--- Start of Records ---

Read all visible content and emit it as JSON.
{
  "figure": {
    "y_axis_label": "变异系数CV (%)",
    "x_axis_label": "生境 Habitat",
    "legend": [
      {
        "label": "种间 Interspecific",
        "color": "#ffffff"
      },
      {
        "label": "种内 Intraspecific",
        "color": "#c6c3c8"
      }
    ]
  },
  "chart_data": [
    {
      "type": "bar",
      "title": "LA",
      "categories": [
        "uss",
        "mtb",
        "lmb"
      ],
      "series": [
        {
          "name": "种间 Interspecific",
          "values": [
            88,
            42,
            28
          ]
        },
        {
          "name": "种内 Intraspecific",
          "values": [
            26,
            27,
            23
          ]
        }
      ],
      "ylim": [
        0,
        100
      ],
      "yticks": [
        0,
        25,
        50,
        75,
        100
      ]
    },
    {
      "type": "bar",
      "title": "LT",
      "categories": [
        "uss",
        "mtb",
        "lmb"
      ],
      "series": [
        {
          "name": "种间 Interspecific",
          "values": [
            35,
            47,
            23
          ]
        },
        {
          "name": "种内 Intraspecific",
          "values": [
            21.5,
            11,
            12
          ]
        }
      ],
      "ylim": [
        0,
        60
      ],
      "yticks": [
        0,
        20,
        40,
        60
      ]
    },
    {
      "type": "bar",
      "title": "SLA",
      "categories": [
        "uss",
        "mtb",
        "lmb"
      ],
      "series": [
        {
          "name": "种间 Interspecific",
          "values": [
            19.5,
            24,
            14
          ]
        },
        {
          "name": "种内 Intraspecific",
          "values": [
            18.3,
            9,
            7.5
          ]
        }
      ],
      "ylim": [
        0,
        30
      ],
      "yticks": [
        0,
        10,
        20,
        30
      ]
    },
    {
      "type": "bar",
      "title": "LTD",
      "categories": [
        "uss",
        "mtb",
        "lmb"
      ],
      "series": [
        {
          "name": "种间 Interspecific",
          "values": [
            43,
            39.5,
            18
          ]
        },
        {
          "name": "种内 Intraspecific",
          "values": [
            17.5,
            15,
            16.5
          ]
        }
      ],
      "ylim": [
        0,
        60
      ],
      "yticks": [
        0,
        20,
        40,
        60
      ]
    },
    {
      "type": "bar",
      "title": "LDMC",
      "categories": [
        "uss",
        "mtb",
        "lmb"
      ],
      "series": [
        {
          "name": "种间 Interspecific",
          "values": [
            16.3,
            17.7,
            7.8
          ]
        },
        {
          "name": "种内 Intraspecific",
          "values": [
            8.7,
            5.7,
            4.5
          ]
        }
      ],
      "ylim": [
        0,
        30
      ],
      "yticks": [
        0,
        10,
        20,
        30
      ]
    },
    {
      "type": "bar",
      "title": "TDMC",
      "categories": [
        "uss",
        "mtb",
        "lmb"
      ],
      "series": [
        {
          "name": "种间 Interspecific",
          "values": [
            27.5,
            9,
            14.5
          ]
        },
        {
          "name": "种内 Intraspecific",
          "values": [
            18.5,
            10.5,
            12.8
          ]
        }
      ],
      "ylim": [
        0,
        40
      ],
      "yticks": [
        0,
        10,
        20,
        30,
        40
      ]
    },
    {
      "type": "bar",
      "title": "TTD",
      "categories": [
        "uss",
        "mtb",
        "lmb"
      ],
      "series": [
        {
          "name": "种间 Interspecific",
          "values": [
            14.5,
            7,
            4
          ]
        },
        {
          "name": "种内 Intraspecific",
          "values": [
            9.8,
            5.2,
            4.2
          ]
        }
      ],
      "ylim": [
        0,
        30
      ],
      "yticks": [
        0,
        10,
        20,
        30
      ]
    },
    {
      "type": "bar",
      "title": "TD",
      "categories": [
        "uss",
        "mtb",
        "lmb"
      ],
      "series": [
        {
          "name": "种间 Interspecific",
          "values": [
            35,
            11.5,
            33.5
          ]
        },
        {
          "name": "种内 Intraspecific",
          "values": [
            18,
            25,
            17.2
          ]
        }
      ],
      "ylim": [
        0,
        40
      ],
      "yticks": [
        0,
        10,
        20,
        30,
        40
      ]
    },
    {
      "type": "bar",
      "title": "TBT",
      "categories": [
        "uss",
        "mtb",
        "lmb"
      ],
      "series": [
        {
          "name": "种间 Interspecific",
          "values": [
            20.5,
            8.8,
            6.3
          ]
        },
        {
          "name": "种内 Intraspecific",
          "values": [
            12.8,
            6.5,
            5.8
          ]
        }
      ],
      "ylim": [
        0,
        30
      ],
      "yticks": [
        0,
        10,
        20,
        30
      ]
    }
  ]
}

--- End of Records ---

**Description of the task**
Would you reproduce the material above in full, exactly as given?

**Response to this task**
Read all visible content and emit it as JSON.
{
  "figure": {
    "y_axis_label": "变异系数CV (%)",
    "x_axis_label": "生境 Habitat",
    "legend": [
      {
        "label": "种间 Interspecific",
        "color": "#ffffff"
      },
      {
        "label": "种内 Intraspecific",
        "color": "#c6c3c8"
      }
    ]
  },
  "chart_data": [
    {
      "type": "bar",
      "title": "LA",
      "categories": [
        "uss",
        "mtb",
        "lmb"
      ],
      "series": [
        {
          "name": "种间 Interspecific",
          "values": [
            88,
            42,
            28
          ]
        },
        {
          "name": "种内 Intraspecific",
          "values": [
            26,
            27,
            23
          ]
        }
      ],
      "ylim": [
        0,
        100
      ],
      "yticks": [
        0,
        25,
        50,
        75,
        100
      ]
    },
    {
      "type": "bar",
      "title": "LT",
      "categories": [
        "uss",
        "mtb",
        "lmb"
      ],
      "series": [
        {
          "name": "种间 Interspecific",
          "values": [
            35,
            47,
            23
          ]
        },
        {
          "name": "种内 Intraspecific",
          "values": [
            21.5,
            11,
            12
          ]
        }
      ],
      "ylim": [
        0,
        60
      ],
      "yticks": [
        0,
        20,
        40,
        60
      ]
    },
    {
      "type": "bar",
      "title": "SLA",
      "categories": [
        "uss",
        "mtb",
        "lmb"
      ],
      "series": [
        {
          "name": "种间 Interspecific",
          "values": [
            19.5,
            24,
            14
          ]
        },
        {
          "name": "种内 Intraspecific",
          "values": [
            18.3,
            9,
            7.5
          ]
        }
      ],
      "ylim": [
        0,
        30
      ],
      "yticks": [
        0,
        10,
        20,
        30
      ]
    },
    {
      "type": "bar",
      "title": "LTD",
      "categories": [
        "uss",
        "mtb",
        "lmb"
      ],
      "series": [
        {
          "name": "种间 Interspecific",
          "values": [
            43,
            39.5,
            18
          ]
        },
        {
          "name": "种内 Intraspecific",
          "values": [
            17.5,
            15,
            16.5
          ]
        }
      ],
      "ylim": [
        0,
        60
      ],
      "yticks": [
        0,
        20,
        40,
        60
      ]
    },
    {
      "type": "bar",
      "title": "LDMC",
      "categories": [
        "uss",
        "mtb",
        "lmb"
      ],
      "series": [
        {
          "name": "种间 Interspecific",
          "values": [
            16.3,
            17.7,
            7.8
          ]
        },
        {
          "name": "种内 Intraspecific",
          "values": [
            8.7,
            5.7,
            4.5
          ]
        }
      ],
      "ylim": [
        0,
        30
      ],
      "yticks": [
        0,
        10,
        20,
        30
      ]
    },
    {
      "type": "bar",
      "title": "TDMC",
      "categories": [
        "uss",
        "mtb",
        "lmb"
      ],
      "series": [
        {
          "name": "种间 Interspecific",
          "values": [
            27.5,
            9,
            14.5
          ]
        },
        {
          "name": "种内 Intraspecific",
          "values": [
            18.5,
            10.5,
            12.8
          ]
        }
      ],
      "ylim": [
        0,
        40
      ],
      "yticks": [
        0,
        10,
        20,
        30,
        40
      ]
    },
    {
      "type": "bar",
      "title": "TTD",
      "categories": [
        "uss",
        "mtb",
        "lmb"
      ],
      "series": [
        {
          "name": "种间 Interspecific",
          "values": [
            14.5,
            7,
            4
          ]
        },
        {
          "name": "种内 Intraspecific",
          "values": [
            9.8,
            5.2,
            4.2
          ]
        }
      ],
      "ylim": [
        0,
        30
      ],
      "yticks": [
        0,
        10,
        20,
        30
      ]
    },
    {
      "type": "bar",
      "title": "TD",
      "categories": [
        "uss",
        "mtb",
        "lmb"
      ],
      "series": [
        {
          "name": "种间 Interspecific",
          "values": [
            35,
            11.5,
            33.5
          ]
        },
        {
          "name": "种内 Intraspecific",
          "values": [
            18,
            25,
            17.2
          ]
        }
      ],
      "ylim": [
        0,
        40
      ],
      "yticks": [
        0,
        10,
        20,
        30,
        40
      ]
    },
    {
      "type": "bar",
      "title": "TBT",
      "categories": [
        "uss",
        "mtb",
        "lmb"
      ],
      "series": [
        {
          "name": "种间 Interspecific",
          "values": [
            20.5,
            8.8,
            6.3
          ]
        },
        {
          "name": "种内 Intraspecific",
          "values": [
            12.8,
            6.5,
            5.8
          ]
        }
      ],
      "ylim": [
        0,
        30
      ],
      "yticks": [
        0,
        10,
        20,
        30
      ]
    }
  ]
}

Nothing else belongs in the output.